Copy out the items verbatim, beginning at the start of the records and stopping after the line that contains "- divider-line: [690, 830, 751, 891]", with both ends included.

[begin Input data]

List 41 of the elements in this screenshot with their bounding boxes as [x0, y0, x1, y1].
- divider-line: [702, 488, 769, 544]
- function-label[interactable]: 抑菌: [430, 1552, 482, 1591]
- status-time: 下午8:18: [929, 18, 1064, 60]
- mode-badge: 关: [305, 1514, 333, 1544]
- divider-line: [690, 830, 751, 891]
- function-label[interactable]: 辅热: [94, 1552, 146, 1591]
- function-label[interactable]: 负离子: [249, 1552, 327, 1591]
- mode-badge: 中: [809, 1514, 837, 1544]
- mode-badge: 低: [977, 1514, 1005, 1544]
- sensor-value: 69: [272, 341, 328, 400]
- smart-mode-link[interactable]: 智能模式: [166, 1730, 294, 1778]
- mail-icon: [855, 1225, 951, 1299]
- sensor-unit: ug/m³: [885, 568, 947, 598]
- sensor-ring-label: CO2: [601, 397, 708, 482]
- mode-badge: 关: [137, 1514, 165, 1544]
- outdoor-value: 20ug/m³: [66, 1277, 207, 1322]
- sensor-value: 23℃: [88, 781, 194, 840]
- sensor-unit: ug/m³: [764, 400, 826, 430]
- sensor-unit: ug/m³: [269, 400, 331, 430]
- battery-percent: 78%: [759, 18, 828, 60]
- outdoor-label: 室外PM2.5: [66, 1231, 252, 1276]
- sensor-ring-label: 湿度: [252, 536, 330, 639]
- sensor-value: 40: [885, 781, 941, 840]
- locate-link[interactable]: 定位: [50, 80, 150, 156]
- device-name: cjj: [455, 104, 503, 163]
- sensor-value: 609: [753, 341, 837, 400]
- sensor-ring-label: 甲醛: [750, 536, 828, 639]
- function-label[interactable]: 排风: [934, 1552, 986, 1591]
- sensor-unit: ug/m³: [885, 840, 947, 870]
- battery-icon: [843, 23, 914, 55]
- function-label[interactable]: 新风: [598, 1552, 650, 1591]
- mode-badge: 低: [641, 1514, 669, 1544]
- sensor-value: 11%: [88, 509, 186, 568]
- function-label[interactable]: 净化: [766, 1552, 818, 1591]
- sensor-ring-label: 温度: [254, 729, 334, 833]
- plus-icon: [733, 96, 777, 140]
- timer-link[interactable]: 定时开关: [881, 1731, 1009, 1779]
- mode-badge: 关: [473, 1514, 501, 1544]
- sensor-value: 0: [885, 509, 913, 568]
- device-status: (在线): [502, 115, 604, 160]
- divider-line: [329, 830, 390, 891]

[end Input data]

* Exercise solution
List 41 of the elements in this screenshot with their bounding boxes as [x0, y0, x1, y1].
- divider-line: [702, 488, 769, 544]
- function-label[interactable]: 抑菌: [430, 1552, 482, 1591]
- status-time: 下午8:18: [929, 18, 1064, 60]
- mode-badge: 关: [305, 1514, 333, 1544]
- divider-line: [690, 830, 751, 891]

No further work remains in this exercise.